Given task 1 ::
In two sentences, summarize the pandas lesson.

Provided passage ::

.....

## Learning Outcomes

By the end of this lesson, you should be able to...

1. Merge or combine data from multiple dataframes in Pandas
1. Concatonate a dataframe with another using Pandas

## Combine Dataset in Pandas 

- Create two dataframes that have common columns, say ${\bf x}_1$ is the column they have in common

In [2]:
import pandas as pd

adf = pd.DataFrame(data={'x1': ['A', 'B', 'C'], 'x2' : [1, 2, 3]})

In [2]:
adf

Unnamed: 0,x1,x2
0,A,1
1,B,2
2,C,3


In [4]:
bdf = pd.DataFrame(data={'x1': ['A', 'B', 'D'], 'x3' : ['T', 'F', 'T']})

In [4]:
bdf

Unnamed: 0,x1,x3
0,A,T
1,B,F
2,D,T


### Merge adf and bdf based on adf
Documenation for the [merge](https://pandas.pydata.org/pandas-docs/stable/reference/api/pandas.DataFrame.merge.html) method in Pandas

Merge DataFrame or named Series objects with a database-style join. The join is done on columns or indexes.

.....

[Spatial annotation records]
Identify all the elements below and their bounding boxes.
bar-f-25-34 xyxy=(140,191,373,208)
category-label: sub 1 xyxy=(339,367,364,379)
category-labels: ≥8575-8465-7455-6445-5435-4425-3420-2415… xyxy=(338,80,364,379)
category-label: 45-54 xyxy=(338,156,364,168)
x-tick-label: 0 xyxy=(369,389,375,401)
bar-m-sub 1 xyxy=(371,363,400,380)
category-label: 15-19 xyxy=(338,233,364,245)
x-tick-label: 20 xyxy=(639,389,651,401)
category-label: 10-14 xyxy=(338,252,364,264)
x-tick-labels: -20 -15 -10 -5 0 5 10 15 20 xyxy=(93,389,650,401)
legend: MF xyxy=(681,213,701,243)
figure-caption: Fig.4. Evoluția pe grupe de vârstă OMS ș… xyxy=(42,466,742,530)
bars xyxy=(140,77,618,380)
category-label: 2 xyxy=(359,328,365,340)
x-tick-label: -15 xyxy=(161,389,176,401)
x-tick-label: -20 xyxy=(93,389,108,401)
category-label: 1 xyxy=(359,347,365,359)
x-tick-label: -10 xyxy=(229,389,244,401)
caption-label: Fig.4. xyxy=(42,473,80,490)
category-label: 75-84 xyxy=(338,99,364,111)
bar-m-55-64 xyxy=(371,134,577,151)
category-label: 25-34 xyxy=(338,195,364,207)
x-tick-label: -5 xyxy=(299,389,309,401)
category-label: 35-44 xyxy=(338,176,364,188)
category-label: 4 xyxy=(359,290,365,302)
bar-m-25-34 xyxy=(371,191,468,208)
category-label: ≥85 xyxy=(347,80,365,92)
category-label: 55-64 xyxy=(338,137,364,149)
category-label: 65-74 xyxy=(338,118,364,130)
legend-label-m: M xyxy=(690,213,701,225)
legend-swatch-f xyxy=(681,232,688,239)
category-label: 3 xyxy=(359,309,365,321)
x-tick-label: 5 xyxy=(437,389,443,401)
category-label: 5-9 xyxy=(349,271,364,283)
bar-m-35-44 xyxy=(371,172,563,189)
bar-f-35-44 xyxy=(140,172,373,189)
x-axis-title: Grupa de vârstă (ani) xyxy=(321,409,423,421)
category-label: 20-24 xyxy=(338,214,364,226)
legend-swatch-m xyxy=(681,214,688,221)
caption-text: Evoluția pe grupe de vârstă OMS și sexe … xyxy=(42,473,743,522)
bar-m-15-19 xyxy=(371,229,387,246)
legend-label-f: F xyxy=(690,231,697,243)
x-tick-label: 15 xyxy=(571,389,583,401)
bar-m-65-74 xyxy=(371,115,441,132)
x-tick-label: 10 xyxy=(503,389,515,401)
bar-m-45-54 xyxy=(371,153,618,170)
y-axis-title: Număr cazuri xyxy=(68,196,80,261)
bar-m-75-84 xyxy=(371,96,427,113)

.....

Given task 2 ::
How many lines of the rows contain the string "legend"? Reply with the number only.

Written reply 1 ::
The lesson aims to teach how to merge or combine data from multiple dataframes and how to concatenate one dataframe with another in Pandas. It creates two dataframes, adf and bdf, that share the column x1, and then introduces the merge method, which joins DataFrame or named Series objects database-style on columns or indexes.

Written reply 2 ::
5